**WHAT TO DO:** Look through the material and copy each line holding "JSON".
——————
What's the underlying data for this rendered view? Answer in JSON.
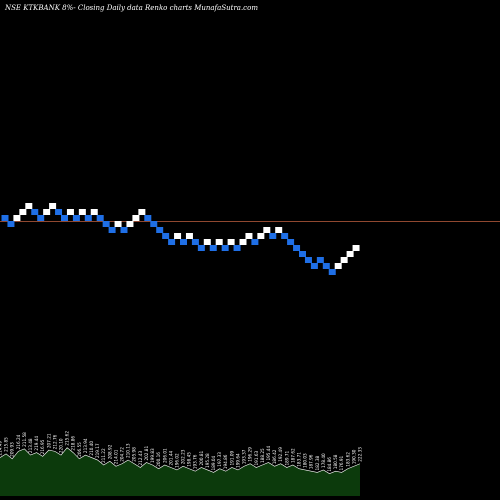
{
  "chart_data": {
    "type": "renko",
    "title": "NSE KTKBANK 8%-  Closing Daily data  Renko  charts MunafaSutra.com",
    "reference_price": 206.5,
    "colors": {
      "background": "#000000",
      "up_brick": "#ffffff",
      "down_brick": "#1f6fe6",
      "reference_line": "#c06040",
      "volume_fill": "#0c3a0c",
      "volume_line": "#ffffff"
    },
    "bricks": [
      {
        "c": 0,
        "r": 0,
        "dir": "down"
      },
      {
        "c": 1,
        "r": 1,
        "dir": "down"
      },
      {
        "c": 2,
        "r": 0,
        "dir": "up"
      },
      {
        "c": 3,
        "r": -1,
        "dir": "up"
      },
      {
        "c": 4,
        "r": -2,
        "dir": "up"
      },
      {
        "c": 5,
        "r": -1,
        "dir": "down"
      },
      {
        "c": 6,
        "r": 0,
        "dir": "down"
      },
      {
        "c": 7,
        "r": -1,
        "dir": "up"
      },
      {
        "c": 8,
        "r": -2,
        "dir": "up"
      },
      {
        "c": 9,
        "r": -1,
        "dir": "down"
      },
      {
        "c": 10,
        "r": 0,
        "dir": "down"
      },
      {
        "c": 11,
        "r": -1,
        "dir": "up"
      },
      {
        "c": 12,
        "r": 0,
        "dir": "down"
      },
      {
        "c": 13,
        "r": -1,
        "dir": "up"
      },
      {
        "c": 14,
        "r": 0,
        "dir": "down"
      },
      {
        "c": 15,
        "r": -1,
        "dir": "up"
      },
      {
        "c": 16,
        "r": 0,
        "dir": "down"
      },
      {
        "c": 17,
        "r": 1,
        "dir": "down"
      },
      {
        "c": 18,
        "r": 2,
        "dir": "down"
      },
      {
        "c": 19,
        "r": 1,
        "dir": "up"
      },
      {
        "c": 20,
        "r": 2,
        "dir": "down"
      },
      {
        "c": 21,
        "r": 1,
        "dir": "up"
      },
      {
        "c": 22,
        "r": 0,
        "dir": "up"
      },
      {
        "c": 23,
        "r": -1,
        "dir": "up"
      },
      {
        "c": 24,
        "r": 0,
        "dir": "down"
      },
      {
        "c": 25,
        "r": 1,
        "dir": "down"
      },
      {
        "c": 26,
        "r": 2,
        "dir": "down"
      },
      {
        "c": 27,
        "r": 3,
        "dir": "down"
      },
      {
        "c": 28,
        "r": 4,
        "dir": "down"
      },
      {
        "c": 29,
        "r": 3,
        "dir": "up"
      },
      {
        "c": 30,
        "r": 4,
        "dir": "down"
      },
      {
        "c": 31,
        "r": 3,
        "dir": "up"
      },
      {
        "c": 32,
        "r": 4,
        "dir": "down"
      },
      {
        "c": 33,
        "r": 5,
        "dir": "down"
      },
      {
        "c": 34,
        "r": 4,
        "dir": "up"
      },
      {
        "c": 35,
        "r": 5,
        "dir": "down"
      },
      {
        "c": 36,
        "r": 4,
        "dir": "up"
      },
      {
        "c": 37,
        "r": 5,
        "dir": "down"
      },
      {
        "c": 38,
        "r": 4,
        "dir": "up"
      },
      {
        "c": 39,
        "r": 5,
        "dir": "down"
      },
      {
        "c": 40,
        "r": 4,
        "dir": "up"
      },
      {
        "c": 41,
        "r": 3,
        "dir": "up"
      },
      {
        "c": 42,
        "r": 4,
        "dir": "down"
      },
      {
        "c": 43,
        "r": 3,
        "dir": "up"
      },
      {
        "c": 44,
        "r": 2,
        "dir": "up"
      },
      {
        "c": 45,
        "r": 3,
        "dir": "down"
      },
      {
        "c": 46,
        "r": 2,
        "dir": "up"
      },
      {
        "c": 47,
        "r": 3,
        "dir": "down"
      },
      {
        "c": 48,
        "r": 4,
        "dir": "down"
      },
      {
        "c": 49,
        "r": 5,
        "dir": "down"
      },
      {
        "c": 50,
        "r": 6,
        "dir": "down"
      },
      {
        "c": 51,
        "r": 7,
        "dir": "down"
      },
      {
        "c": 52,
        "r": 8,
        "dir": "down"
      },
      {
        "c": 53,
        "r": 7,
        "dir": "down"
      },
      {
        "c": 54,
        "r": 8,
        "dir": "down"
      },
      {
        "c": 55,
        "r": 9,
        "dir": "down"
      },
      {
        "c": 56,
        "r": 8,
        "dir": "up"
      },
      {
        "c": 57,
        "r": 7,
        "dir": "up"
      },
      {
        "c": 58,
        "r": 6,
        "dir": "up"
      },
      {
        "c": 59,
        "r": 5,
        "dir": "up"
      }
    ],
    "volume": [
      62,
      68,
      60,
      72,
      76,
      66,
      70,
      64,
      74,
      72,
      66,
      78,
      70,
      60,
      66,
      62,
      58,
      50,
      56,
      48,
      52,
      58,
      52,
      46,
      54,
      50,
      44,
      50,
      46,
      42,
      48,
      44,
      40,
      46,
      42,
      38,
      44,
      40,
      46,
      42,
      48,
      52,
      46,
      50,
      54,
      48,
      52,
      46,
      50,
      44,
      42,
      40,
      38,
      42,
      36,
      40,
      38,
      44,
      48,
      52
    ],
    "volume_labels": [
      "214.49",
      "215.85",
      "209.93",
      "216.24",
      "211.58",
      "213.48",
      "219.44",
      "216.95",
      "207.21",
      "212.76",
      "220.10",
      "215.62",
      "218.86",
      "206.55",
      "213.94",
      "210.40",
      "219.17",
      "211.22",
      "208.92",
      "214.01",
      "204.72",
      "210.13",
      "205.98",
      "212.43",
      "202.81",
      "199.83",
      "200.16",
      "206.01",
      "201.44",
      "196.02",
      "202.23",
      "198.45",
      "193.76",
      "200.81",
      "195.28",
      "189.04",
      "197.33",
      "194.86",
      "191.09",
      "199.64",
      "193.37",
      "196.29",
      "191.63",
      "188.25",
      "195.44",
      "186.42",
      "192.49",
      "189.71",
      "187.62",
      "183.71",
      "180.03",
      "187.96",
      "182.38",
      "178.40",
      "184.86",
      "180.58",
      "176.91",
      "183.62",
      "190.30",
      "222.33"
    ]
  }
}
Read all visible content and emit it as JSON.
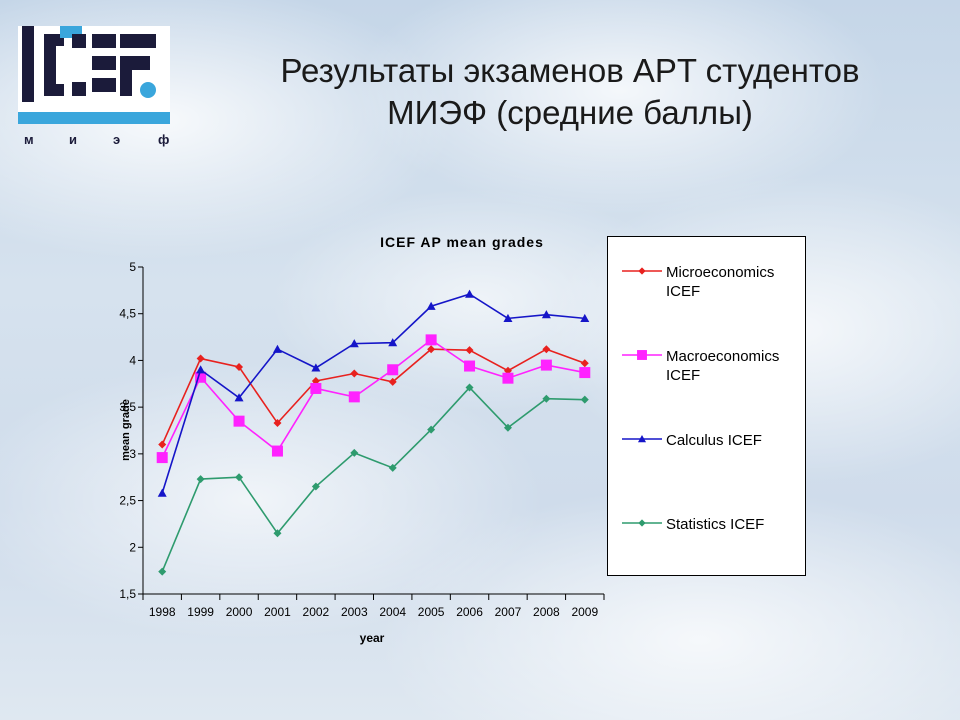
{
  "slide": {
    "title_line1": "Результаты экзаменов APT студентов",
    "title_line2": "МИЭФ (средние баллы)"
  },
  "logo": {
    "wordmark": "ICEF",
    "sub_letters": [
      "м",
      "и",
      "э",
      "ф"
    ],
    "colors": {
      "dark": "#1b1b3a",
      "blue": "#3aa6dc"
    }
  },
  "chart_data": {
    "type": "line",
    "title": "ICEF AP mean grades",
    "xlabel": "year",
    "ylabel": "mean grade",
    "ylim": [
      1.5,
      5
    ],
    "yticks": [
      "1,5",
      "2",
      "2,5",
      "3",
      "3,5",
      "4",
      "4,5",
      "5"
    ],
    "ytick_values": [
      1.5,
      2,
      2.5,
      3,
      3.5,
      4,
      4.5,
      5
    ],
    "categories": [
      "1998",
      "1999",
      "2000",
      "2001",
      "2002",
      "2003",
      "2004",
      "2005",
      "2006",
      "2007",
      "2008",
      "2009"
    ],
    "grid": false,
    "legend_position": "right",
    "series": [
      {
        "name": "Microeconomics ICEF",
        "color": "#e8211e",
        "marker": "diamond",
        "values": [
          3.1,
          4.02,
          3.93,
          3.33,
          3.78,
          3.86,
          3.77,
          4.12,
          4.11,
          3.89,
          4.12,
          3.97
        ]
      },
      {
        "name": "Macroeconomics ICEF",
        "color": "#ff22ff",
        "marker": "square",
        "values": [
          2.96,
          3.82,
          3.35,
          3.03,
          3.7,
          3.61,
          3.9,
          4.22,
          3.94,
          3.81,
          3.95,
          3.87
        ]
      },
      {
        "name": "Calculus ICEF",
        "color": "#1515c8",
        "marker": "triangle",
        "values": [
          2.58,
          3.9,
          3.6,
          4.12,
          3.92,
          4.18,
          4.19,
          4.58,
          4.71,
          4.45,
          4.49,
          4.45
        ]
      },
      {
        "name": "Statistics ICEF",
        "color": "#2e9b6e",
        "marker": "diamond",
        "values": [
          1.74,
          2.73,
          2.75,
          2.15,
          2.65,
          3.01,
          2.85,
          3.26,
          3.71,
          3.28,
          3.59,
          3.58
        ]
      }
    ]
  }
}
——————
**COMPLETE RESPONSE:**
What's the underlying data for this rendered view? Answer in JSON.
Read all visible content and emit it as JSON.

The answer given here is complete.